TASK TO CARRY OUT =>
Quote every line as given.

EXCERPTED RECORDS =>

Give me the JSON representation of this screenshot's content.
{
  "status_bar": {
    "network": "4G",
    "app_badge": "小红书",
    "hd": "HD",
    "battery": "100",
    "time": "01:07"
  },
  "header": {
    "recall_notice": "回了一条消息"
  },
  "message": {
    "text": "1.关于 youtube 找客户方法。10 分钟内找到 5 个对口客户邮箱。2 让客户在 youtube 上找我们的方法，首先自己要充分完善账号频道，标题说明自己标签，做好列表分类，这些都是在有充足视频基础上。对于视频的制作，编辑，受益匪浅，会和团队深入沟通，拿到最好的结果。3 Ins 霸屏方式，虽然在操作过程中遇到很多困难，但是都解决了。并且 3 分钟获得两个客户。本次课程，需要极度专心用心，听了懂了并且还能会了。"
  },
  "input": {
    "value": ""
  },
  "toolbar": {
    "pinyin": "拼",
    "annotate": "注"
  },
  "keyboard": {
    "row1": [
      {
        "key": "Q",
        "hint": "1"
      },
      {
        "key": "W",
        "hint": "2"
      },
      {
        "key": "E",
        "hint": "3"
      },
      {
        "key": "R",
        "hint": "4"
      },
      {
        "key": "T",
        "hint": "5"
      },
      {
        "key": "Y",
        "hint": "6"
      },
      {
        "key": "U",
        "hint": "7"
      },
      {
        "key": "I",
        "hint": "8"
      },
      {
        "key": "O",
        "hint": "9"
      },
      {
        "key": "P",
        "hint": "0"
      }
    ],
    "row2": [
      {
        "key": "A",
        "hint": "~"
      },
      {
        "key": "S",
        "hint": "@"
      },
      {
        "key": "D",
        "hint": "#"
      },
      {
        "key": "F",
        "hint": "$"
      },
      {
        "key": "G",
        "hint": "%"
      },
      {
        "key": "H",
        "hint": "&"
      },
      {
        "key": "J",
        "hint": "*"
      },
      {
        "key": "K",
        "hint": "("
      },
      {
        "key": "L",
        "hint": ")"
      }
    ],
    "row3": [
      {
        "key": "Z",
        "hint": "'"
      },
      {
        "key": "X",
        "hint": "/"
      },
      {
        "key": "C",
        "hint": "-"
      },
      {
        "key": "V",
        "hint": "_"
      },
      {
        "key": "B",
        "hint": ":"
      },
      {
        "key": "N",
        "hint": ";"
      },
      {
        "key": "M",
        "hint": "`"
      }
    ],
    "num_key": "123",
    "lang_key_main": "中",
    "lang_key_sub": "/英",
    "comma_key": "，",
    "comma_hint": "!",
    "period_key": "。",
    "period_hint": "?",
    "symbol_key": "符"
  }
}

THE OUTPUT =>
Give me the JSON representation of this screenshot's content.
{
  "status_bar": {
    "network": "4G",
    "app_badge": "小红书",
    "hd": "HD",
    "battery": "100",
    "time": "01:07"
  },
  "header": {
    "recall_notice": "回了一条消息"
  },
  "message": {
    "text": "1.关于 youtube 找客户方法。10 分钟内找到 5 个对口客户邮箱。2 让客户在 youtube 上找我们的方法，首先自己要充分完善账号频道，标题说明自己标签，做好列表分类，这些都是在有充足视频基础上。对于视频的制作，编辑，受益匪浅，会和团队深入沟通，拿到最好的结果。3 Ins 霸屏方式，虽然在操作过程中遇到很多困难，但是都解决了。并且 3 分钟获得两个客户。本次课程，需要极度专心用心，听了懂了并且还能会了。"
  },
  "input": {
    "value": ""
  },
  "toolbar": {
    "pinyin": "拼",
    "annotate": "注"
  },
  "keyboard": {
    "row1": [
      {
        "key": "Q",
        "hint": "1"
      },
      {
        "key": "W",
        "hint": "2"
      },
      {
        "key": "E",
        "hint": "3"
      },
      {
        "key": "R",
        "hint": "4"
      },
      {
        "key": "T",
        "hint": "5"
      },
      {
        "key": "Y",
        "hint": "6"
      },
      {
        "key": "U",
        "hint": "7"
      },
      {
        "key": "I",
        "hint": "8"
      },
      {
        "key": "O",
        "hint": "9"
      },
      {
        "key": "P",
        "hint": "0"
      }
    ],
    "row2": [
      {
        "key": "A",
        "hint": "~"
      },
      {
        "key": "S",
        "hint": "@"
      },
      {
        "key": "D",
        "hint": "#"
      },
      {
        "key": "F",
        "hint": "$"
      },
      {
        "key": "G",
        "hint": "%"
      },
      {
        "key": "H",
        "hint": "&"
      },
      {
        "key": "J",
        "hint": "*"
      },
      {
        "key": "K",
        "hint": "("
      },
      {
        "key": "L",
        "hint": ")"
      }
    ],
    "row3": [
      {
        "key": "Z",
        "hint": "'"
      },
      {
        "key": "X",
        "hint": "/"
      },
      {
        "key": "C",
        "hint": "-"
      },
      {
        "key": "V",
        "hint": "_"
      },
      {
        "key": "B",
        "hint": ":"
      },
      {
        "key": "N",
        "hint": ";"
      },
      {
        "key": "M",
        "hint": "`"
      }
    ],
    "num_key": "123",
    "lang_key_main": "中",
    "lang_key_sub": "/英",
    "comma_key": "，",
    "comma_hint": "!",
    "period_key": "。",
    "period_hint": "?",
    "symbol_key": "符"
  }
}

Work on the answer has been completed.